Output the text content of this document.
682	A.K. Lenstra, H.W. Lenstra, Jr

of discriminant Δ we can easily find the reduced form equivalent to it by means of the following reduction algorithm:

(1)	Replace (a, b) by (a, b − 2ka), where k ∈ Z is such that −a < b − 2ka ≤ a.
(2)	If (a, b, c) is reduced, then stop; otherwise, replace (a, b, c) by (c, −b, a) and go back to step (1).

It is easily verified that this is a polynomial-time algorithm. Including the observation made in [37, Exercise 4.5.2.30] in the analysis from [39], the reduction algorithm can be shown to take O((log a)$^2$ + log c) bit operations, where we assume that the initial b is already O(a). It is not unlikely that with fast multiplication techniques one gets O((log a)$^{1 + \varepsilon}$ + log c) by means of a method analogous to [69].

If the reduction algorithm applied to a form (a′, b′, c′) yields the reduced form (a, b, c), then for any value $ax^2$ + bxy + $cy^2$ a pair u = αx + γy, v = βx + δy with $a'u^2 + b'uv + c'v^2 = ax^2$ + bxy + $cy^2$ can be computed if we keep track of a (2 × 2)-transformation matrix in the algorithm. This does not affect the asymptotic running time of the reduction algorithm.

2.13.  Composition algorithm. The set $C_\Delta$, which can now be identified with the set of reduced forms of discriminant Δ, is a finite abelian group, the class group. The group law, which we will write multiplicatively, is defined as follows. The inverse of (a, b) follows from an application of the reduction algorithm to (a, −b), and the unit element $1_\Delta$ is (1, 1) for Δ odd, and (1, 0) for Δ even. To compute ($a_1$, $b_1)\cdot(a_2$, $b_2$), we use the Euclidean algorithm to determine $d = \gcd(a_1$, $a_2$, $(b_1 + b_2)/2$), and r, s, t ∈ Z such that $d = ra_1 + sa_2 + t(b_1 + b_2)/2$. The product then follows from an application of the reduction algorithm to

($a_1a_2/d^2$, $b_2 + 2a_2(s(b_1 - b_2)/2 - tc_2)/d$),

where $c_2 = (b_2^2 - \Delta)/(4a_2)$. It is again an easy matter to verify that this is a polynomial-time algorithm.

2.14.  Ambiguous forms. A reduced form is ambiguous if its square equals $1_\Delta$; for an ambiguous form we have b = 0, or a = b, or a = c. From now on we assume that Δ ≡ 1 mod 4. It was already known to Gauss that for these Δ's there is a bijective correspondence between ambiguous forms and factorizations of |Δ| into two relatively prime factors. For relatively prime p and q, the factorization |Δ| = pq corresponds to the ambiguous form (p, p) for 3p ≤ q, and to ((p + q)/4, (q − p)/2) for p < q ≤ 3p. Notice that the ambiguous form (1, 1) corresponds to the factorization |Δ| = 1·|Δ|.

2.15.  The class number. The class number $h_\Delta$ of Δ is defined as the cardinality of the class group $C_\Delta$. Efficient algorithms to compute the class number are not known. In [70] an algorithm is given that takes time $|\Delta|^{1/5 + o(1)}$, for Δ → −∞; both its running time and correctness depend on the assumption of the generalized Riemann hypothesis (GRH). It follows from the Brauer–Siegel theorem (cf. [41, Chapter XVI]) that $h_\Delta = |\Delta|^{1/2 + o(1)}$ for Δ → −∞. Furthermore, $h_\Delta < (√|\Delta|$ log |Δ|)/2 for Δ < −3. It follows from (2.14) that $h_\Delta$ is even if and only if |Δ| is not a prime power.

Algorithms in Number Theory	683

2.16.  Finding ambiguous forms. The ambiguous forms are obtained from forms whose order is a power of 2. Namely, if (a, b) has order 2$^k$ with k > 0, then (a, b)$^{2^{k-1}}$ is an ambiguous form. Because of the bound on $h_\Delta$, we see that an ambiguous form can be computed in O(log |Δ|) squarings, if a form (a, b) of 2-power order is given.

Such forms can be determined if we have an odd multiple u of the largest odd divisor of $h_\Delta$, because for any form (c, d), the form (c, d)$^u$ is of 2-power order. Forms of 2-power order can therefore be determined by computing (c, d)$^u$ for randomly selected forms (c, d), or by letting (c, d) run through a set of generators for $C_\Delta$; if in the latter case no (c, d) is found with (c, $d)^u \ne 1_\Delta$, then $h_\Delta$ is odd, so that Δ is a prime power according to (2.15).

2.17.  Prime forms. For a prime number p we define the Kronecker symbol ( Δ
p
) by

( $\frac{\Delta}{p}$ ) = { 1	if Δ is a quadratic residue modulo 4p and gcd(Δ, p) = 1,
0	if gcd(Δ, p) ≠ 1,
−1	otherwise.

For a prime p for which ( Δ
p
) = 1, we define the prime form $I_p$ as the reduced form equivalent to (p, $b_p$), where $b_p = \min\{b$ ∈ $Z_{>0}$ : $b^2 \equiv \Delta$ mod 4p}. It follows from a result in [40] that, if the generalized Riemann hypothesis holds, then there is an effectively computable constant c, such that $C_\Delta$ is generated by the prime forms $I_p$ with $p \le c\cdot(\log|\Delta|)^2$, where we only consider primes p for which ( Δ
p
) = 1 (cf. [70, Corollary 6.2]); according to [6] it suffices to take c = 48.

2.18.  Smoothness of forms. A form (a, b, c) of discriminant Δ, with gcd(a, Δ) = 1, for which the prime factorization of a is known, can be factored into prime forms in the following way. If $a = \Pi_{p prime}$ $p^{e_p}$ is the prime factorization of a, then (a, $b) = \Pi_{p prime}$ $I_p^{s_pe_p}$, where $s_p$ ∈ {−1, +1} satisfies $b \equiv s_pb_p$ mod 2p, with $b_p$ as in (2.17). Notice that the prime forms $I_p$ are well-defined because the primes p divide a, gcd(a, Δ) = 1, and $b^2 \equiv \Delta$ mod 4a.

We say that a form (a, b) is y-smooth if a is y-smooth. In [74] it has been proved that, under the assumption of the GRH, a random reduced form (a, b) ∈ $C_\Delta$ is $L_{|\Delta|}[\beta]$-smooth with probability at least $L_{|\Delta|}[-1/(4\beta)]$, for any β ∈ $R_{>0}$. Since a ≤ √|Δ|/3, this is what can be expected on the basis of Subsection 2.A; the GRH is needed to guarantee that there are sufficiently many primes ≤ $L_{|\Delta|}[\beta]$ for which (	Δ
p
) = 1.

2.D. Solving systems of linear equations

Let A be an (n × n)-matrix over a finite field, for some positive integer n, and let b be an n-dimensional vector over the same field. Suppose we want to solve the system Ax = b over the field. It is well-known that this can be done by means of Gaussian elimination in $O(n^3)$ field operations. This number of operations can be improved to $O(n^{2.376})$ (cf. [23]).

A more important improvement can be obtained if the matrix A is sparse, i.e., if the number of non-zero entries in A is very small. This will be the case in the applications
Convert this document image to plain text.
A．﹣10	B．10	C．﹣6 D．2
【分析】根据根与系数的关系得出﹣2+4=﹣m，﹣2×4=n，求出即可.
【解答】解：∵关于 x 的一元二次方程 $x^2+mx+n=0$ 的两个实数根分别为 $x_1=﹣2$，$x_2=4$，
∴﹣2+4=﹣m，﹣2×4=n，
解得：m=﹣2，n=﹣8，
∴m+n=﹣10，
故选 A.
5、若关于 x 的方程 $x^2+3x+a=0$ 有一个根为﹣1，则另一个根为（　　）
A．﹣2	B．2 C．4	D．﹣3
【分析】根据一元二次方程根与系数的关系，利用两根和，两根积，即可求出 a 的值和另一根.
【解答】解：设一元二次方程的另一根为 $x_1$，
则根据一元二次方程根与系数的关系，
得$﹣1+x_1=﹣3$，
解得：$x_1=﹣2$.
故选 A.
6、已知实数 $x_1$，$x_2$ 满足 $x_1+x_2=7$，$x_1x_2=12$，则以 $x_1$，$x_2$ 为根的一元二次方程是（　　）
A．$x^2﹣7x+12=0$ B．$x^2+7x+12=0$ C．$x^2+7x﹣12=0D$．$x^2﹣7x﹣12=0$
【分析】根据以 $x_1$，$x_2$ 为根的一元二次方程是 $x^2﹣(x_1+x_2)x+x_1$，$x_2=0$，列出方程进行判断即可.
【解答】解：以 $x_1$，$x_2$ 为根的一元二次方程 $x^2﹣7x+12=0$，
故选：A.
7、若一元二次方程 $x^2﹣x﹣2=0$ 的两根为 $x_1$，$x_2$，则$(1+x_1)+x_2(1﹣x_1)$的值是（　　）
###
=== Given problem ===
From the entries above, return each line with the word "otherwise" in it.

=== Solution to the problem ===
(2)	If (a, b, c) is reduced, then stop; otherwise, replace (a, b, c) by (c, −b, a) and go back to step (1).
−1	otherwise.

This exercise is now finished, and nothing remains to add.